— start Provided material —
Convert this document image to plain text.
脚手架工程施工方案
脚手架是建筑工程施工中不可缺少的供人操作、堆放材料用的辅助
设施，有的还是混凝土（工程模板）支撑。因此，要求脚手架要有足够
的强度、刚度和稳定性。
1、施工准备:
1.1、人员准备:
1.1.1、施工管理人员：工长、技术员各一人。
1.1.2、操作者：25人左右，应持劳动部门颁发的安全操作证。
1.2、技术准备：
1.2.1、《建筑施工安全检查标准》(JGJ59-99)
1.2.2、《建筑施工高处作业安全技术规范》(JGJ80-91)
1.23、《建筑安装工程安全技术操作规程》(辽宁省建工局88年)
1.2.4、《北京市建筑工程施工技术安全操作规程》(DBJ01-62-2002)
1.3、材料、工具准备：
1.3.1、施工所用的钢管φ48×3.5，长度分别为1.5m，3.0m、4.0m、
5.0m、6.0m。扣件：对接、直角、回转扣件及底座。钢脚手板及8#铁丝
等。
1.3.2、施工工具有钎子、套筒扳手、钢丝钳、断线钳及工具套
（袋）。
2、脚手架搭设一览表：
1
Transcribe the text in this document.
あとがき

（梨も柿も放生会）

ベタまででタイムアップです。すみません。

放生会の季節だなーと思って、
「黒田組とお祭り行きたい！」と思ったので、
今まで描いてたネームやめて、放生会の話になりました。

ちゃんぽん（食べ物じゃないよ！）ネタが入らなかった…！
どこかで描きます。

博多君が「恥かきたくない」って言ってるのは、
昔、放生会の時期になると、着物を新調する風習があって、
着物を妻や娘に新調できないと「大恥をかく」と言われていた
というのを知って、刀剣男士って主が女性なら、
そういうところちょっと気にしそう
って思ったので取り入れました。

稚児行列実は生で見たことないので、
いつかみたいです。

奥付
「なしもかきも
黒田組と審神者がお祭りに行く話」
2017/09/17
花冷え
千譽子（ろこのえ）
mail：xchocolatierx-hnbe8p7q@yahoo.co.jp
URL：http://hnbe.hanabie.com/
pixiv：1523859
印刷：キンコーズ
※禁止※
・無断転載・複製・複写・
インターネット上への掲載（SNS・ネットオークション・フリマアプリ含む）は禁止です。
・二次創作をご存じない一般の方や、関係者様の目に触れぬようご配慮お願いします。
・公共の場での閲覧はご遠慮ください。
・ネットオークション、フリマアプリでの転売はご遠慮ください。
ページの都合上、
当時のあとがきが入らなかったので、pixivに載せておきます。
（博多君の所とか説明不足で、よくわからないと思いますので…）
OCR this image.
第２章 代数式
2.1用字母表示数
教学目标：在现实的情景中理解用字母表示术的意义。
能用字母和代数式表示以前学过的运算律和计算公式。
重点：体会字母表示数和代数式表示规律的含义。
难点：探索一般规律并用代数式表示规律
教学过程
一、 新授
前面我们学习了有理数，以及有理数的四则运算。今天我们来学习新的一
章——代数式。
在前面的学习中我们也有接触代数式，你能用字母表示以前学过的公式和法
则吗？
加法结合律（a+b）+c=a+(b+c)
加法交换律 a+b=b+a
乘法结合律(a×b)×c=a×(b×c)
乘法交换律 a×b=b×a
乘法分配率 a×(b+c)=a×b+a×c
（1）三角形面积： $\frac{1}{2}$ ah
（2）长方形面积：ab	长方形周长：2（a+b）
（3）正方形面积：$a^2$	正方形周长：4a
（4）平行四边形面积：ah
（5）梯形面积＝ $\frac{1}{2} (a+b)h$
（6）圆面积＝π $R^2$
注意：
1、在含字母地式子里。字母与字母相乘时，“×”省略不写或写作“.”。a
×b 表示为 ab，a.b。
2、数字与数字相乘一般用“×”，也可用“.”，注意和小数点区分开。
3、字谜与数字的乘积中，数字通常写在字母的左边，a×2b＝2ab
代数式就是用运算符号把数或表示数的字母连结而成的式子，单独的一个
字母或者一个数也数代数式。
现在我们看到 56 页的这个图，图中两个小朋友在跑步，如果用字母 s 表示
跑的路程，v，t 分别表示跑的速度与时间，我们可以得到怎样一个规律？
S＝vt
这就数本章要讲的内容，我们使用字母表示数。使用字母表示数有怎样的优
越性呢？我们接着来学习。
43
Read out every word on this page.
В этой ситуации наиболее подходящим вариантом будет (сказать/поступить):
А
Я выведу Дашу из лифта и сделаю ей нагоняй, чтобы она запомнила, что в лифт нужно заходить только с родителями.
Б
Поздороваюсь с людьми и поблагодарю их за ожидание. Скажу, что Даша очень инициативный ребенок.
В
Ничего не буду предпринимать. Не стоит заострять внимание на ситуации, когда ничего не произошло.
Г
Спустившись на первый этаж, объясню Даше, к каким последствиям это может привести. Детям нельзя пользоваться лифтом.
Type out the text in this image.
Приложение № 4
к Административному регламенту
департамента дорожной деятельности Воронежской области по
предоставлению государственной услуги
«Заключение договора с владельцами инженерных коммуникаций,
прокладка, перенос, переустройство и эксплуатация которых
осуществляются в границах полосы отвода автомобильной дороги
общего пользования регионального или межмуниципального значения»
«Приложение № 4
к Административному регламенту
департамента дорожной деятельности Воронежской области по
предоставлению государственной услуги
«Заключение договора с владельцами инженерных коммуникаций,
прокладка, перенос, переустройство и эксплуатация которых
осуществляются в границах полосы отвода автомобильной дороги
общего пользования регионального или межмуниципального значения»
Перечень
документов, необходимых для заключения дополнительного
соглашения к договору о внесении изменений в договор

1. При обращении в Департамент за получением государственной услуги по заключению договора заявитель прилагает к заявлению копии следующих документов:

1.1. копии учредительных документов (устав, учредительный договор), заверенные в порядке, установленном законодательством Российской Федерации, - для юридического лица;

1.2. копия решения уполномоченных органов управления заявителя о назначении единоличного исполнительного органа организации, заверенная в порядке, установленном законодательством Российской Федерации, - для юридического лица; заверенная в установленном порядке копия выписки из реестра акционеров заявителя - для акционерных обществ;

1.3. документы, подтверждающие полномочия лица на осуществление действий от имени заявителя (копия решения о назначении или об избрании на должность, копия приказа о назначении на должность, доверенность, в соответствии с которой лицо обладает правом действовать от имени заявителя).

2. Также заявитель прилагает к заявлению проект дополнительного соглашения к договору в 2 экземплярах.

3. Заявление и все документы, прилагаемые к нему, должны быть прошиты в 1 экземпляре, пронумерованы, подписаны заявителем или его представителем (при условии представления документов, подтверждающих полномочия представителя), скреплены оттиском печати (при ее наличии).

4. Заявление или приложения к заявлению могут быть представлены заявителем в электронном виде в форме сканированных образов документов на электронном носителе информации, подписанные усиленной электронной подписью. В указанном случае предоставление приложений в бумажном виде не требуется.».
— end Provided material —
What is needed
Note every line above where the string "решения" shows up, and copy those lines.

Task answer
1.2. копия решения уполномоченных органов управления заявителя о назначении единоличного исполнительного органа организации, заверенная в порядке, установленном законодательством Российской Федерации, - для юридического лица; заверенная в установленном порядке копия выписки из реестра акционеров заявителя - для акционерных обществ;
1.3. документы, подтверждающие полномочия лица на осуществление действий от имени заявителя (копия решения о назначении или об избрании на должность, копия приказа о назначении на должность, доверенность, в соответствии с которой лицо обладает правом действовать от имени заявителя).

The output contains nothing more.